- _Tasks_
A - Name the files that the Borealis programming guide says make up an application.
B - Lay out the rows as a JSON list of strings, one string per line. Start at the first line of the rows and end with the line containing "point [422,210,434,222]". Include both ends.

### Excerpted text ###

Borealis Application Programming Guide

BOREALIS APPLICATION PROGRAMMING GUIDE

Updated: Tuesday June 21, 2005

Borealis is built with open source tools and runs on Linux i86 computers. The Winter 2005 version contains very little support for application programmers. A version will be posted in the Spring of 2005 with more user support.

1. PROGRAM BUILD PROCESS

Before starting you will need to install the packages as described under the heading "Packages Needed For Borealis". To build the software read the comments in the following script, setup your environment, and then run the script:

borealis/utility/unix/build.borealis.sh

To see how to make and run a Borealis application see the examples in the borealis/utility/test/simple/ directory.

An application consists of your C code (<program>.cc), one or more XML files (<program>.xml) and marshaling code (<Program>Marshal.h and <Program>Marshal.cc). The marshal program parses your XML files using the borealis.dtd and generates the marshaling code.

                                <program>.cc
<program>.xml -> [ marshal ] -> <Program>Marshal.h -> [ c++ ] -> <program>
borealis.dtd                    <Program>Marshal.cc

To build a Borealis application you will need the marshal program in a directory listed on your PATH variable. The marshal program is built in the borealis/tool/marshal/ directory. It can be built with:

> borealis.build.sh  -tool     # Build the Borealis tools.

To run a Borealis application you need to have the BigGiantHead program in a directory listed on your PATH variable. The BigGiantHead program is built along with the borealis and CentralLookupServer in the borealis/src/src/ directory. It can be built with:

> borealis.build.sh            # Build the Borealis tools.

### Data to use ###

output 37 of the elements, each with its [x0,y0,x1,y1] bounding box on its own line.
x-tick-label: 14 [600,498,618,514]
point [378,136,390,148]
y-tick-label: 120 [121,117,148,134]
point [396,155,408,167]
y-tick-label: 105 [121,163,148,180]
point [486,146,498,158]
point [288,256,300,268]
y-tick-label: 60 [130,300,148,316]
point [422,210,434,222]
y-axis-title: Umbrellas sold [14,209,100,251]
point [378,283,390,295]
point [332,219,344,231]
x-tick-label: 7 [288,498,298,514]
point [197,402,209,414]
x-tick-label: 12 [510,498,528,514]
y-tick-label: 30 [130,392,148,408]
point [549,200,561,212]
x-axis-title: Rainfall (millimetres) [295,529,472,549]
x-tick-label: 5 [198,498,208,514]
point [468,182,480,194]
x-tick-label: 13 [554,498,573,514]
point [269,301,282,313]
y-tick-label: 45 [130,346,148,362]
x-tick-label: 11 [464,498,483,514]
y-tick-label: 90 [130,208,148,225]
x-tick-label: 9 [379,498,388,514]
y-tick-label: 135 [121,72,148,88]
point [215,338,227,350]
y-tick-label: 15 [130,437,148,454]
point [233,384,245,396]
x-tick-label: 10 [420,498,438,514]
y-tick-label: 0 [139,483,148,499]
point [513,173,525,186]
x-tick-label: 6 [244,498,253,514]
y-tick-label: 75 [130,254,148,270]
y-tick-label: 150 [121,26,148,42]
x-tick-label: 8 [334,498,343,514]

###

- _Responses to the tasks_
A -
- <program>.cc (your C code)
- One or more <program>.xml files
- <Program>Marshal.h
- <Program>Marshal.cc

B -
[
  "output 37 of the elements, each with its [x0,y0,x1,y1] bounding box on its own line.",
  "x-tick-label: 14 [600,498,618,514]",
  "point [378,136,390,148]",
  "y-tick-label: 120 [121,117,148,134]",
  "point [396,155,408,167]",
  "y-tick-label: 105 [121,163,148,180]",
  "point [486,146,498,158]",
  "point [288,256,300,268]",
  "y-tick-label: 60 [130,300,148,316]",
  "point [422,210,434,222]"
]